(Directions) Reproduce every entry below line for line, without any change, and leave the pictures out of your answer.

(Provided material)
******

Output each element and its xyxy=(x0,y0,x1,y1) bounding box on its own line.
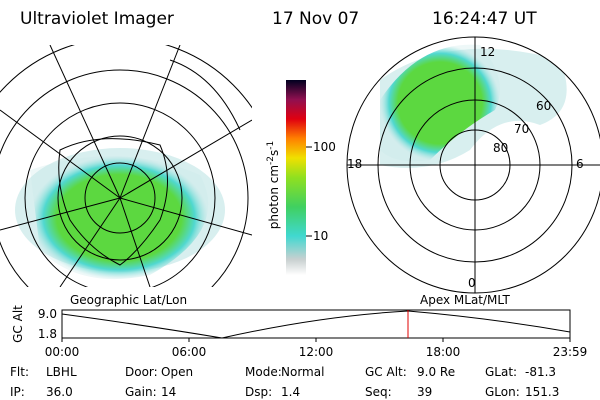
status-label: Seq: xyxy=(365,385,392,399)
alt-axis-label: GC Alt xyxy=(11,305,25,343)
colorbar-tick: 100 xyxy=(313,140,336,154)
status-label: GC Alt: xyxy=(365,365,407,379)
mlt-label: 18 xyxy=(347,157,362,171)
x-tick-label: 23:59 xyxy=(553,345,588,359)
status-value: 36.0 xyxy=(46,385,73,399)
instrument: Ultraviolet Imager xyxy=(20,9,174,29)
status-label: Door: xyxy=(125,365,158,379)
unit: s xyxy=(267,150,281,156)
mlt-label: 6 xyxy=(576,157,584,171)
status-label: Flt: xyxy=(10,365,29,379)
unit: photon cm xyxy=(267,165,281,229)
status-value: 39 xyxy=(417,385,432,399)
status-value: 1.4 xyxy=(281,385,300,399)
time: 16:24:47 UT xyxy=(432,9,537,29)
x-tick-label: 18:00 xyxy=(426,345,461,359)
x-tick-label: 06:00 xyxy=(172,345,207,359)
status-label: Mode: xyxy=(245,365,282,379)
left-caption: Geographic Lat/Lon xyxy=(70,293,187,307)
x-tick-label: 12:00 xyxy=(299,345,334,359)
geographic-map xyxy=(0,45,252,287)
alt-tick: 9.0 xyxy=(38,307,57,321)
x-tick-label: 00:00 xyxy=(45,345,80,359)
status-value: Normal xyxy=(281,365,324,379)
status-value: LBHL xyxy=(46,365,77,379)
status-value: 14 xyxy=(161,385,176,399)
date: 17 Nov 07 xyxy=(272,9,359,29)
colorbar xyxy=(286,80,306,275)
altitude-frame xyxy=(61,309,571,339)
mlat-label: 60 xyxy=(536,99,551,113)
unit: -1 xyxy=(266,141,276,150)
status-label: GLon: xyxy=(485,385,520,399)
status-label: Gain: xyxy=(125,385,157,399)
colorbar-tick: 10 xyxy=(313,229,328,243)
mlt-label: 0 xyxy=(468,276,476,290)
status-value: -81.3 xyxy=(525,365,556,379)
mlat-label: 70 xyxy=(514,122,529,136)
status-label: Dsp: xyxy=(245,385,272,399)
status-value: 151.3 xyxy=(525,385,559,399)
status-label: GLat: xyxy=(485,365,517,379)
mlat-label: 80 xyxy=(493,141,508,155)
unit: -2 xyxy=(266,156,276,165)
status-value: 9.0 Re xyxy=(417,365,455,379)
status-label: IP: xyxy=(10,385,25,399)
colorbar-label: photon cm-2s-1 xyxy=(266,141,281,230)
right-caption: Apex MLat/MLT xyxy=(420,293,510,307)
altitude-curve xyxy=(61,310,571,339)
alt-tick: 1.8 xyxy=(38,327,57,341)
status-value: Open xyxy=(161,365,193,379)
mlt-label: 12 xyxy=(480,45,495,59)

******

(The output)
Output each element and its xyxy=(x0,y0,x1,y1) bounding box on its own line.
status-label: Seq: xyxy=(365,385,392,399)
alt-axis-label: GC Alt xyxy=(11,305,25,343)
colorbar-tick: 100 xyxy=(313,140,336,154)
status-label: GC Alt: xyxy=(365,365,407,379)
mlt-label: 18 xyxy=(347,157,362,171)
x-tick-label: 23:59 xyxy=(553,345,588,359)
status-value: 36.0 xyxy=(46,385,73,399)
instrument: Ultraviolet Imager xyxy=(20,9,174,29)
status-label: Door: xyxy=(125,365,158,379)
unit: s xyxy=(267,150,281,156)
mlt-label: 6 xyxy=(576,157,584,171)
status-label: Flt: xyxy=(10,365,29,379)
unit: photon cm xyxy=(267,165,281,229)
status-value: 39 xyxy=(417,385,432,399)
status-value: 1.4 xyxy=(281,385,300,399)
time: 16:24:47 UT xyxy=(432,9,537,29)
x-tick-label: 18:00 xyxy=(426,345,461,359)
x-tick-label: 06:00 xyxy=(172,345,207,359)
status-label: Mode: xyxy=(245,365,282,379)
left-caption: Geographic Lat/Lon xyxy=(70,293,187,307)
x-tick-label: 12:00 xyxy=(299,345,334,359)
geographic-map xyxy=(0,45,252,287)
alt-tick: 9.0 xyxy=(38,307,57,321)
x-tick-label: 00:00 xyxy=(45,345,80,359)
status-value: Normal xyxy=(281,365,324,379)
status-value: LBHL xyxy=(46,365,77,379)
status-value: 14 xyxy=(161,385,176,399)
date: 17 Nov 07 xyxy=(272,9,359,29)
colorbar xyxy=(286,80,306,275)
altitude-frame xyxy=(61,309,571,339)
mlat-label: 60 xyxy=(536,99,551,113)
unit: -1 xyxy=(266,141,276,150)
status-label: GLon: xyxy=(485,385,520,399)
status-label: Gain: xyxy=(125,385,157,399)
colorbar-tick: 10 xyxy=(313,229,328,243)
mlt-label: 0 xyxy=(468,276,476,290)
status-value: -81.3 xyxy=(525,365,556,379)
mlat-label: 70 xyxy=(514,122,529,136)
status-label: Dsp: xyxy=(245,385,272,399)
status-value: 151.3 xyxy=(525,385,559,399)
status-label: GLat: xyxy=(485,365,517,379)
mlat-label: 80 xyxy=(493,141,508,155)
unit: -2 xyxy=(266,156,276,165)
status-value: 9.0 Re xyxy=(417,365,455,379)
status-label: IP: xyxy=(10,385,25,399)
colorbar-label: photon cm-2s-1 xyxy=(266,141,281,230)
right-caption: Apex MLat/MLT xyxy=(420,293,510,307)
altitude-curve xyxy=(61,310,571,339)
alt-tick: 1.8 xyxy=(38,327,57,341)
status-value: Open xyxy=(161,365,193,379)
mlt-label: 12 xyxy=(480,45,495,59)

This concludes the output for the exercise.